Work through the data line by line, gathering every line that has the word "name".

=== Dataset rows ===

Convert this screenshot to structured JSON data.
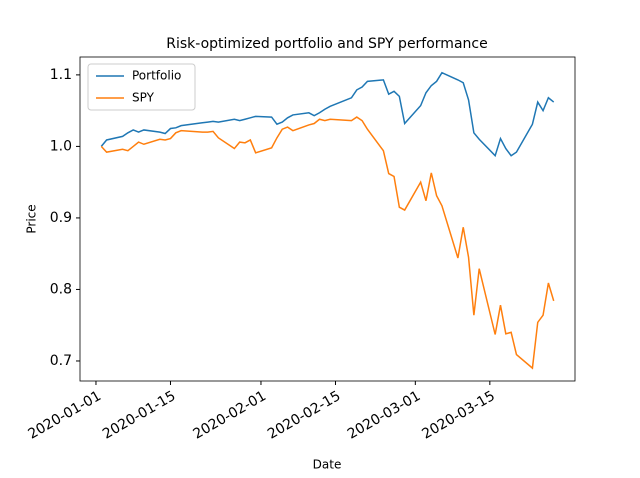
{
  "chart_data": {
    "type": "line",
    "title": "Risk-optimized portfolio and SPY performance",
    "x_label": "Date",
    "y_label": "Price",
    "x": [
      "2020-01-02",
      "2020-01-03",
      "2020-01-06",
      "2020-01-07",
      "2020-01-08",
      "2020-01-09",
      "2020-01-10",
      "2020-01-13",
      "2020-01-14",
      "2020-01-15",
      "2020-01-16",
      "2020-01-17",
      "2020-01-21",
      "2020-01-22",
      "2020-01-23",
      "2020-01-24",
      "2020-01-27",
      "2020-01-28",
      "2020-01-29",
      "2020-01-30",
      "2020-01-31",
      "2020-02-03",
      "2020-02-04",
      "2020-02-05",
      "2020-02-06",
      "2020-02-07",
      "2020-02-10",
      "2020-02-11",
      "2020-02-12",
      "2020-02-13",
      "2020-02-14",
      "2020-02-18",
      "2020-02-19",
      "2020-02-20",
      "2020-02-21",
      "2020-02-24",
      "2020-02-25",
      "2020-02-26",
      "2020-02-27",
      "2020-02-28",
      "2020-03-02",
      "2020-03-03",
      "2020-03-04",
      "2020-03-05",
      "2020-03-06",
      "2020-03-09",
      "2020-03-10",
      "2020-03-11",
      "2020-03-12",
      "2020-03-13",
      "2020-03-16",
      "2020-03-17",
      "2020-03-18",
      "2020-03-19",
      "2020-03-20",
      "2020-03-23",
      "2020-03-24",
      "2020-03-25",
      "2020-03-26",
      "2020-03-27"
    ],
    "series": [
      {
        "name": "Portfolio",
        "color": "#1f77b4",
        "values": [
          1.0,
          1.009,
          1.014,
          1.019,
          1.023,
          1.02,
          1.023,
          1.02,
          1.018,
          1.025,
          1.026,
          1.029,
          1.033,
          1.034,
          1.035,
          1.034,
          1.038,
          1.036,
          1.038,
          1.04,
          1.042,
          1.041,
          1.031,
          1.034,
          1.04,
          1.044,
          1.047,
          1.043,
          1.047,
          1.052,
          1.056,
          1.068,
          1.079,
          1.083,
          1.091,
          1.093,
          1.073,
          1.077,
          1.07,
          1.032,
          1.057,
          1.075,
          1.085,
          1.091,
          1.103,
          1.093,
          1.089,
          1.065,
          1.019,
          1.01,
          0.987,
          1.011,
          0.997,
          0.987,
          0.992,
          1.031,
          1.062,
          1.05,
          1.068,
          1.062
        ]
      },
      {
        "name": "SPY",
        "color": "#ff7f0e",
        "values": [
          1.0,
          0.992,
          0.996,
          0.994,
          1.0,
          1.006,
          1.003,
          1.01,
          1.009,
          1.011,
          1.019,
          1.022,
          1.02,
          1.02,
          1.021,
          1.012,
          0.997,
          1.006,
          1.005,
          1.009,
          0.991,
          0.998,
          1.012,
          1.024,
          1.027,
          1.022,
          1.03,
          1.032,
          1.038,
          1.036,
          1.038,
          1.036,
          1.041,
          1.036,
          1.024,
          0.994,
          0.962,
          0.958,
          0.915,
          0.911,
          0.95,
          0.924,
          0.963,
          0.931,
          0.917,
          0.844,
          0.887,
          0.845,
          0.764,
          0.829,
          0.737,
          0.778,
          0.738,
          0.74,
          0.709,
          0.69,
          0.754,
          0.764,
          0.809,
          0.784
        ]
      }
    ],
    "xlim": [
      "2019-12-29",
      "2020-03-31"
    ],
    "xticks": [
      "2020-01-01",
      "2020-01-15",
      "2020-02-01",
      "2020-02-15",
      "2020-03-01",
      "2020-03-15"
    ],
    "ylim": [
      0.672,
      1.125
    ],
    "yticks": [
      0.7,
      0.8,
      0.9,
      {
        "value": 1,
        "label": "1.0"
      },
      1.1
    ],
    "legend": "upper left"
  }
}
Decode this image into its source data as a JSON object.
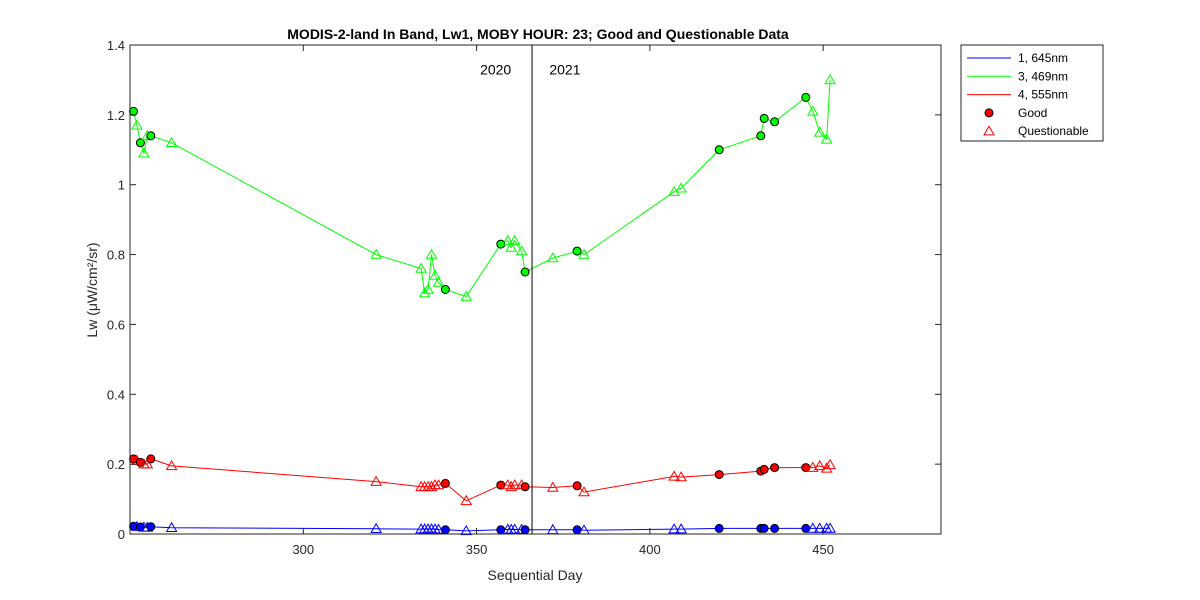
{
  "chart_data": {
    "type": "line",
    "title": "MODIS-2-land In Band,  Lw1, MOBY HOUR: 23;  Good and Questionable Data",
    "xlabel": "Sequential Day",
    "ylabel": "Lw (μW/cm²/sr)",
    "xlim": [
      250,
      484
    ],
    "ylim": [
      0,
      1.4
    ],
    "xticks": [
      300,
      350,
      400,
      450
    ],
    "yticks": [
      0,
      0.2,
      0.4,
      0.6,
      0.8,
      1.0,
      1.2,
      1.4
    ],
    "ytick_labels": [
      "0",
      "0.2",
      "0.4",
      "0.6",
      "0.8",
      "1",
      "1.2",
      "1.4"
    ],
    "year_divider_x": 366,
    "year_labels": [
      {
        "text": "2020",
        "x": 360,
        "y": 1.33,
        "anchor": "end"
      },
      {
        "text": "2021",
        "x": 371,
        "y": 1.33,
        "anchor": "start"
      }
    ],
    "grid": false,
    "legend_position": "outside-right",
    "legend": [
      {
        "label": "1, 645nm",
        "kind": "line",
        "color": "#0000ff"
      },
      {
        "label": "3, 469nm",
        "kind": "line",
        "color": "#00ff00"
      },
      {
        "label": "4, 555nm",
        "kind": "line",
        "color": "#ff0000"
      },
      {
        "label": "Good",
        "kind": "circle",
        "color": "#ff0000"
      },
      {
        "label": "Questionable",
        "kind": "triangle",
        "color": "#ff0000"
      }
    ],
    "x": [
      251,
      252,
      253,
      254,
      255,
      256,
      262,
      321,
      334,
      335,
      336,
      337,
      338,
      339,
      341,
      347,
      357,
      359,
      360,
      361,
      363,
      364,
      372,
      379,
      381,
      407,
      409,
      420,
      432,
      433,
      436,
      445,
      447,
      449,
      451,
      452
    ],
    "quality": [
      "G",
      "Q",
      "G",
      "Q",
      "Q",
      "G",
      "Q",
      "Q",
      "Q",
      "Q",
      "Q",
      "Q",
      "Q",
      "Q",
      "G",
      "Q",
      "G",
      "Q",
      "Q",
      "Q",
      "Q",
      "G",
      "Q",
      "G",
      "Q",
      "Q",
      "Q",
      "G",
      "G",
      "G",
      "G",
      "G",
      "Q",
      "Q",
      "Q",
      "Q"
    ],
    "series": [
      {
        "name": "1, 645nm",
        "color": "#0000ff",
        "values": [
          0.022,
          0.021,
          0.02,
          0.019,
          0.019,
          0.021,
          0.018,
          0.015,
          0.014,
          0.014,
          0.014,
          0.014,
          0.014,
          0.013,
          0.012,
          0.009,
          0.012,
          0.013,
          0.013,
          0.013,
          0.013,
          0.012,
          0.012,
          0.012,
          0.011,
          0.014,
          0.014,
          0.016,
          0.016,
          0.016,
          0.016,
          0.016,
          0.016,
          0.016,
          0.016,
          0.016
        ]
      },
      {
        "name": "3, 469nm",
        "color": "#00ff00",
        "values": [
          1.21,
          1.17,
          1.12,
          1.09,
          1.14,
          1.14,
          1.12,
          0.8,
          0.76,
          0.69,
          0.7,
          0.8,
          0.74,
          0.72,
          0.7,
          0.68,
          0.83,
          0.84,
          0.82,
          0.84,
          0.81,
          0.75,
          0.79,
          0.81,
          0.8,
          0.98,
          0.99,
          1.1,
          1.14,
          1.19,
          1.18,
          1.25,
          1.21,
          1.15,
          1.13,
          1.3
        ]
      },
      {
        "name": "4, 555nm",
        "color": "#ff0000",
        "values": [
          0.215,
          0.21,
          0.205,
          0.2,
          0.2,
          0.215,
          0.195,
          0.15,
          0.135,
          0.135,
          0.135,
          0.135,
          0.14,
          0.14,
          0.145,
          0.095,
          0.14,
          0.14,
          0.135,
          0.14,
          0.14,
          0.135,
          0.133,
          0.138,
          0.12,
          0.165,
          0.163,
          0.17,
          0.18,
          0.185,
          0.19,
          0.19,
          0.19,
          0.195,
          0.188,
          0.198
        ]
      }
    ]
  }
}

===

§ Result for this exercise
        "name": "Portfolio",
        "name": "SPY",
        "name": "1, 645nm",
        "name": "3, 469nm",
        "name": "4, 555nm",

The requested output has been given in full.